What you have to do ▸ Reproduce the material in full, exactly as written.

START Data excerpts

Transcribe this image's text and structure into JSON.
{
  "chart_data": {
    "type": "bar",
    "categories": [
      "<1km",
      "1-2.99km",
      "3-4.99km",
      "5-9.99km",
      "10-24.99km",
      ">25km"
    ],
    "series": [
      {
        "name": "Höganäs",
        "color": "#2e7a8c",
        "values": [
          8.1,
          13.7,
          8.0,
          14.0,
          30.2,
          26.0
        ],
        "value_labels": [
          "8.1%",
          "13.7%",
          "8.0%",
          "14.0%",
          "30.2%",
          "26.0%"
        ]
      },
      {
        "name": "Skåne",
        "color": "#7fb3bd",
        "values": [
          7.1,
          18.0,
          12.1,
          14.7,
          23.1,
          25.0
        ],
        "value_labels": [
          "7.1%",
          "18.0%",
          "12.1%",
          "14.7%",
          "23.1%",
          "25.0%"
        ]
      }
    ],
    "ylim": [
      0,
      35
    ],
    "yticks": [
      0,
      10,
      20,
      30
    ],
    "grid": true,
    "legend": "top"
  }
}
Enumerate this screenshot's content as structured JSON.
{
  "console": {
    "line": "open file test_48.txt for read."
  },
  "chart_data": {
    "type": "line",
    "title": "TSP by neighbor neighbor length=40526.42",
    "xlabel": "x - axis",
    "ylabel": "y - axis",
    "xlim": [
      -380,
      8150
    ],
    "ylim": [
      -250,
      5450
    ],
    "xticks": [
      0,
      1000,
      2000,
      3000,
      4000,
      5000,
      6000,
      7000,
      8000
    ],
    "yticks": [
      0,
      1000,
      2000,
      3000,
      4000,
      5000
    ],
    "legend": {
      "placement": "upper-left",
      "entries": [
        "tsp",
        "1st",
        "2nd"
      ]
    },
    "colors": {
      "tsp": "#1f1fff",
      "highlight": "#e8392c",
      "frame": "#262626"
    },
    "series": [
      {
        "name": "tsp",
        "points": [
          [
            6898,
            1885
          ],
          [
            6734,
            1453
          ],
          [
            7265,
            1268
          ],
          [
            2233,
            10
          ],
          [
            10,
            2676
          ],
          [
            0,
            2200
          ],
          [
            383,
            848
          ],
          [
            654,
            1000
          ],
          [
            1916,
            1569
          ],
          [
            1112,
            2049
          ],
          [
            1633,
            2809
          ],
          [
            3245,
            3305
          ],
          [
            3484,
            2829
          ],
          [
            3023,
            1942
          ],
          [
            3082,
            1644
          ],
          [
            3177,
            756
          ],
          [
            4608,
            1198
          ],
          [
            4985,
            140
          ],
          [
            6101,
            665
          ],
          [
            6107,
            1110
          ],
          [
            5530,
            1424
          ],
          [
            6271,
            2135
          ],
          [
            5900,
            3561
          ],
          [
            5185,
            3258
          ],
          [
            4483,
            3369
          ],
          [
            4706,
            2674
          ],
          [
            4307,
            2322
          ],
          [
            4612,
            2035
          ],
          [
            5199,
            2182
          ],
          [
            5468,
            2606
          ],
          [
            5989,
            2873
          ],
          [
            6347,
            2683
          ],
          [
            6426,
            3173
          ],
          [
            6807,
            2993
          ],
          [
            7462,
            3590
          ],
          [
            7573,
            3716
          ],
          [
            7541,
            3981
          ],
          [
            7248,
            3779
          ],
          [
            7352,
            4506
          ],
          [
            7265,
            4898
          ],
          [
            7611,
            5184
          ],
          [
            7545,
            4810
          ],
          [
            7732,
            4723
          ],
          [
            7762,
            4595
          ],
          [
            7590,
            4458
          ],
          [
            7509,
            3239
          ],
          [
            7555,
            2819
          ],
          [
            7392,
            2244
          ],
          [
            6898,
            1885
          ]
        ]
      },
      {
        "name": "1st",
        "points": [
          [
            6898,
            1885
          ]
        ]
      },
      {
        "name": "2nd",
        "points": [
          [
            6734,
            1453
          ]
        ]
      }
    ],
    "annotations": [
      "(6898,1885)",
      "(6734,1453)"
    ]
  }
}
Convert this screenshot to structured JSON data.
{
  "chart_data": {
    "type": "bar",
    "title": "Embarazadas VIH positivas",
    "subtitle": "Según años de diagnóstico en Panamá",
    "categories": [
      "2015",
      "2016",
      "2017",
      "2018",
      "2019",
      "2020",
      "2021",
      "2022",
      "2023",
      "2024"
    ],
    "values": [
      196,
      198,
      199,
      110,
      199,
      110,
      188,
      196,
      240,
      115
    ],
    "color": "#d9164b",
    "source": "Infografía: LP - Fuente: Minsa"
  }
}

END Data excerpts

Full output ▸
Transcribe this image's text and structure into JSON.
{
  "chart_data": {
    "type": "bar",
    "categories": [
      "<1km",
      "1-2.99km",
      "3-4.99km",
      "5-9.99km",
      "10-24.99km",
      ">25km"
    ],
    "series": [
      {
        "name": "Höganäs",
        "color": "#2e7a8c",
        "values": [
          8.1,
          13.7,
          8.0,
          14.0,
          30.2,
          26.0
        ],
        "value_labels": [
          "8.1%",
          "13.7%",
          "8.0%",
          "14.0%",
          "30.2%",
          "26.0%"
        ]
      },
      {
        "name": "Skåne",
        "color": "#7fb3bd",
        "values": [
          7.1,
          18.0,
          12.1,
          14.7,
          23.1,
          25.0
        ],
        "value_labels": [
          "7.1%",
          "18.0%",
          "12.1%",
          "14.7%",
          "23.1%",
          "25.0%"
        ]
      }
    ],
    "ylim": [
      0,
      35
    ],
    "yticks": [
      0,
      10,
      20,
      30
    ],
    "grid": true,
    "legend": "top"
  }
}
Enumerate this screenshot's content as structured JSON.
{
  "console": {
    "line": "open file test_48.txt for read."
  },
  "chart_data": {
    "type": "line",
    "title": "TSP by neighbor neighbor length=40526.42",
    "xlabel": "x - axis",
    "ylabel": "y - axis",
    "xlim": [
      -380,
      8150
    ],
    "ylim": [
      -250,
      5450
    ],
    "xticks": [
      0,
      1000,
      2000,
      3000,
      4000,
      5000,
      6000,
      7000,
      8000
    ],
    "yticks": [
      0,
      1000,
      2000,
      3000,
      4000,
      5000
    ],
    "legend": {
      "placement": "upper-left",
      "entries": [
        "tsp",
        "1st",
        "2nd"
      ]
    },
    "colors": {
      "tsp": "#1f1fff",
      "highlight": "#e8392c",
      "frame": "#262626"
    },
    "series": [
      {
        "name": "tsp",
        "points": [
          [
            6898,
            1885
          ],
          [
            6734,
            1453
          ],
          [
            7265,
            1268
          ],
          [
            2233,
            10
          ],
          [
            10,
            2676
          ],
          [
            0,
            2200
          ],
          [
            383,
            848
          ],
          [
            654,
            1000
          ],
          [
            1916,
            1569
          ],
          [
            1112,
            2049
          ],
          [
            1633,
            2809
          ],
          [
            3245,
            3305
          ],
          [
            3484,
            2829
          ],
          [
            3023,
            1942
          ],
          [
            3082,
            1644
          ],
          [
            3177,
            756
          ],
          [
            4608,
            1198
          ],
          [
            4985,
            140
          ],
          [
            6101,
            665
          ],
          [
            6107,
            1110
          ],
          [
            5530,
            1424
          ],
          [
            6271,
            2135
          ],
          [
            5900,
            3561
          ],
          [
            5185,
            3258
          ],
          [
            4483,
            3369
          ],
          [
            4706,
            2674
          ],
          [
            4307,
            2322
          ],
          [
            4612,
            2035
          ],
          [
            5199,
            2182
          ],
          [
            5468,
            2606
          ],
          [
            5989,
            2873
          ],
          [
            6347,
            2683
          ],
          [
            6426,
            3173
          ],
          [
            6807,
            2993
          ],
          [
            7462,
            3590
          ],
          [
            7573,
            3716
          ],
          [
            7541,
            3981
          ],
          [
            7248,
            3779
          ],
          [
            7352,
            4506
          ],
          [
            7265,
            4898
          ],
          [
            7611,
            5184
          ],
          [
            7545,
            4810
          ],
          [
            7732,
            4723
          ],
          [
            7762,
            4595
          ],
          [
            7590,
            4458
          ],
          [
            7509,
            3239
          ],
          [
            7555,
            2819
          ],
          [
            7392,
            2244
          ],
          [
            6898,
            1885
          ]
        ]
      },
      {
        "name": "1st",
        "points": [
          [
            6898,
            1885
          ]
        ]
      },
      {
        "name": "2nd",
        "points": [
          [
            6734,
            1453
          ]
        ]
      }
    ],
    "annotations": [
      "(6898,1885)",
      "(6734,1453)"
    ]
  }
}
Convert this screenshot to structured JSON data.
{
  "chart_data": {
    "type": "bar",
    "title": "Embarazadas VIH positivas",
    "subtitle": "Según años de diagnóstico en Panamá",
    "categories": [
      "2015",
      "2016",
      "2017",
      "2018",
      "2019",
      "2020",
      "2021",
      "2022",
      "2023",
      "2024"
    ],
    "values": [
      196,
      198,
      199,
      110,
      199,
      110,
      188,
      196,
      240,
      115
    ],
    "color": "#d9164b",
    "source": "Infografía: LP - Fuente: Minsa"
  }
}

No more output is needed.